[Structured figure records]
★ ★ ★ ★ ★ ★ ★

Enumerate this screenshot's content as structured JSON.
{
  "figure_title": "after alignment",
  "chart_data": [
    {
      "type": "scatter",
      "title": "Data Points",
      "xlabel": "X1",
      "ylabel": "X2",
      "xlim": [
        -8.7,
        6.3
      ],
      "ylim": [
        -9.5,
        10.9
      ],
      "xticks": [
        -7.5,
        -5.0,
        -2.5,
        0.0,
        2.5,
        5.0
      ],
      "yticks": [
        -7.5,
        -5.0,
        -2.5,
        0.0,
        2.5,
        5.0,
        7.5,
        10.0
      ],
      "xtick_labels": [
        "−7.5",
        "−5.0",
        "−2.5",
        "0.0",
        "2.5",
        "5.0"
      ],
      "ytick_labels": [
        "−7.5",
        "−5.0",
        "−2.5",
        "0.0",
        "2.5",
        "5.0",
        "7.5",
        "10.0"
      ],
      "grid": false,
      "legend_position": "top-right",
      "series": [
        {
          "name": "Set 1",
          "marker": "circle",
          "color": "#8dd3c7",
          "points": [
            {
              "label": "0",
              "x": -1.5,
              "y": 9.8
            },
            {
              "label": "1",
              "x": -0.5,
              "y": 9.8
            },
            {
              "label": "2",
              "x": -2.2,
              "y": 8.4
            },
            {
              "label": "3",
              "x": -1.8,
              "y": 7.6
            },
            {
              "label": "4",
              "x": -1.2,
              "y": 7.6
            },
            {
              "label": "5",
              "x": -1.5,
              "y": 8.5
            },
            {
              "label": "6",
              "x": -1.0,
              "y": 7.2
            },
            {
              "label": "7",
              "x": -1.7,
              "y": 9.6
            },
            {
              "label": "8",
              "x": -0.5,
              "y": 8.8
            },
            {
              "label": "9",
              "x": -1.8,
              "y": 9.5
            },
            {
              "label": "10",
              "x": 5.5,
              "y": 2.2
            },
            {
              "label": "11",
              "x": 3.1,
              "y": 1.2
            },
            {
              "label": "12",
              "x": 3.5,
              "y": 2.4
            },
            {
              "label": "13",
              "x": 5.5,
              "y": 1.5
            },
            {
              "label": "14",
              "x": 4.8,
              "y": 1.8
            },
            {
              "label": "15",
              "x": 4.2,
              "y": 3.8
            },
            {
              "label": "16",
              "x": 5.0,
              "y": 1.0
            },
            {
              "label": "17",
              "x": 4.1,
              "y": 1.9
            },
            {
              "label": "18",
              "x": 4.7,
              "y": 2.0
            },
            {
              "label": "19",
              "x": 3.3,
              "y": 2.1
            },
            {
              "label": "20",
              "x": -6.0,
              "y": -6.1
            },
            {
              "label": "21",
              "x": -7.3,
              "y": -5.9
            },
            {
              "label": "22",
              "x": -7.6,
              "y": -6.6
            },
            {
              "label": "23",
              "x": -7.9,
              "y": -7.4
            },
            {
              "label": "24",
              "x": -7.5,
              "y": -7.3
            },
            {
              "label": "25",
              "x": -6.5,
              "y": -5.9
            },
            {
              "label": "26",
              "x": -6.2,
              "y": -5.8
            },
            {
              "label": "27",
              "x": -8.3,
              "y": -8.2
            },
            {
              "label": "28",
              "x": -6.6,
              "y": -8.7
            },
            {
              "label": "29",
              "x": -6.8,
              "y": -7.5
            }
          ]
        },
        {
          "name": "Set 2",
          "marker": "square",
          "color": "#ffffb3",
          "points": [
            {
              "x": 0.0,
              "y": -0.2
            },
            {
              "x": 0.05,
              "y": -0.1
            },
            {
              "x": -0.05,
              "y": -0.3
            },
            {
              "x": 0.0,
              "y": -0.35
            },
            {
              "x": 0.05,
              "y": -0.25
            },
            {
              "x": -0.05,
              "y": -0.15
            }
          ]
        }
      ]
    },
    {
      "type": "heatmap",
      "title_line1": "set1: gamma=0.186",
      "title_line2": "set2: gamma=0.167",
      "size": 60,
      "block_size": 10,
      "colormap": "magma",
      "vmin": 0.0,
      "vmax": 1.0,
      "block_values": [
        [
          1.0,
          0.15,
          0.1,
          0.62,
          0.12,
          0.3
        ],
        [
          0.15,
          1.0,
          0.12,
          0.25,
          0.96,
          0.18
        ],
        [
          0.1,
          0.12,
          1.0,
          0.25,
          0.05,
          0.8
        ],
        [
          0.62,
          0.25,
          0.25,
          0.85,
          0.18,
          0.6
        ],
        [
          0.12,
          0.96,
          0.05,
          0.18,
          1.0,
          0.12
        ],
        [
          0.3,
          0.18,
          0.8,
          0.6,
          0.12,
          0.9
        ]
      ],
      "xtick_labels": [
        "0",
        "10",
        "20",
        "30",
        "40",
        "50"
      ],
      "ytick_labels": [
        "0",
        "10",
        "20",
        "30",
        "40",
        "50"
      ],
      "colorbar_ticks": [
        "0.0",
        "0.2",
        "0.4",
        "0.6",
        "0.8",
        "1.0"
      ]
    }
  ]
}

★ ★ ★ ★ ★ ★ ★

**WHAT IS ASKED:** Copy out each record exactly as given, omitting none.

**EXERCISE ANSWER:**
Enumerate this screenshot's content as structured JSON.
{
  "figure_title": "after alignment",
  "chart_data": [
    {
      "type": "scatter",
      "title": "Data Points",
      "xlabel": "X1",
      "ylabel": "X2",
      "xlim": [
        -8.7,
        6.3
      ],
      "ylim": [
        -9.5,
        10.9
      ],
      "xticks": [
        -7.5,
        -5.0,
        -2.5,
        0.0,
        2.5,
        5.0
      ],
      "yticks": [
        -7.5,
        -5.0,
        -2.5,
        0.0,
        2.5,
        5.0,
        7.5,
        10.0
      ],
      "xtick_labels": [
        "−7.5",
        "−5.0",
        "−2.5",
        "0.0",
        "2.5",
        "5.0"
      ],
      "ytick_labels": [
        "−7.5",
        "−5.0",
        "−2.5",
        "0.0",
        "2.5",
        "5.0",
        "7.5",
        "10.0"
      ],
      "grid": false,
      "legend_position": "top-right",
      "series": [
        {
          "name": "Set 1",
          "marker": "circle",
          "color": "#8dd3c7",
          "points": [
            {
              "label": "0",
              "x": -1.5,
              "y": 9.8
            },
            {
              "label": "1",
              "x": -0.5,
              "y": 9.8
            },
            {
              "label": "2",
              "x": -2.2,
              "y": 8.4
            },
            {
              "label": "3",
              "x": -1.8,
              "y": 7.6
            },
            {
              "label": "4",
              "x": -1.2,
              "y": 7.6
            },
            {
              "label": "5",
              "x": -1.5,
              "y": 8.5
            },
            {
              "label": "6",
              "x": -1.0,
              "y": 7.2
            },
            {
              "label": "7",
              "x": -1.7,
              "y": 9.6
            },
            {
              "label": "8",
              "x": -0.5,
              "y": 8.8
            },
            {
              "label": "9",
              "x": -1.8,
              "y": 9.5
            },
            {
              "label": "10",
              "x": 5.5,
              "y": 2.2
            },
            {
              "label": "11",
              "x": 3.1,
              "y": 1.2
            },
            {
              "label": "12",
              "x": 3.5,
              "y": 2.4
            },
            {
              "label": "13",
              "x": 5.5,
              "y": 1.5
            },
            {
              "label": "14",
              "x": 4.8,
              "y": 1.8
            },
            {
              "label": "15",
              "x": 4.2,
              "y": 3.8
            },
            {
              "label": "16",
              "x": 5.0,
              "y": 1.0
            },
            {
              "label": "17",
              "x": 4.1,
              "y": 1.9
            },
            {
              "label": "18",
              "x": 4.7,
              "y": 2.0
            },
            {
              "label": "19",
              "x": 3.3,
              "y": 2.1
            },
            {
              "label": "20",
              "x": -6.0,
              "y": -6.1
            },
            {
              "label": "21",
              "x": -7.3,
              "y": -5.9
            },
            {
              "label": "22",
              "x": -7.6,
              "y": -6.6
            },
            {
              "label": "23",
              "x": -7.9,
              "y": -7.4
            },
            {
              "label": "24",
              "x": -7.5,
              "y": -7.3
            },
            {
              "label": "25",
              "x": -6.5,
              "y": -5.9
            },
            {
              "label": "26",
              "x": -6.2,
              "y": -5.8
            },
            {
              "label": "27",
              "x": -8.3,
              "y": -8.2
            },
            {
              "label": "28",
              "x": -6.6,
              "y": -8.7
            },
            {
              "label": "29",
              "x": -6.8,
              "y": -7.5
            }
          ]
        },
        {
          "name": "Set 2",
          "marker": "square",
          "color": "#ffffb3",
          "points": [
            {
              "x": 0.0,
              "y": -0.2
            },
            {
              "x": 0.05,
              "y": -0.1
            },
            {
              "x": -0.05,
              "y": -0.3
            },
            {
              "x": 0.0,
              "y": -0.35
            },
            {
              "x": 0.05,
              "y": -0.25
            },
            {
              "x": -0.05,
              "y": -0.15
            }
          ]
        }
      ]
    },
    {
      "type": "heatmap",
      "title_line1": "set1: gamma=0.186",
      "title_line2": "set2: gamma=0.167",
      "size": 60,
      "block_size": 10,
      "colormap": "magma",
      "vmin": 0.0,
      "vmax": 1.0,
      "block_values": [
        [
          1.0,
          0.15,
          0.1,
          0.62,
          0.12,
          0.3
        ],
        [
          0.15,
          1.0,
          0.12,
          0.25,
          0.96,
          0.18
        ],
        [
          0.1,
          0.12,
          1.0,
          0.25,
          0.05,
          0.8
        ],
        [
          0.62,
          0.25,
          0.25,
          0.85,
          0.18,
          0.6
        ],
        [
          0.12,
          0.96,
          0.05,
          0.18,
          1.0,
          0.12
        ],
        [
          0.3,
          0.18,
          0.8,
          0.6,
          0.12,
          0.9
        ]
      ],
      "xtick_labels": [
        "0",
        "10",
        "20",
        "30",
        "40",
        "50"
      ],
      "ytick_labels": [
        "0",
        "10",
        "20",
        "30",
        "40",
        "50"
      ],
      "colorbar_ticks": [
        "0.0",
        "0.2",
        "0.4",
        "0.6",
        "0.8",
        "1.0"
      ]
    }
  ]
}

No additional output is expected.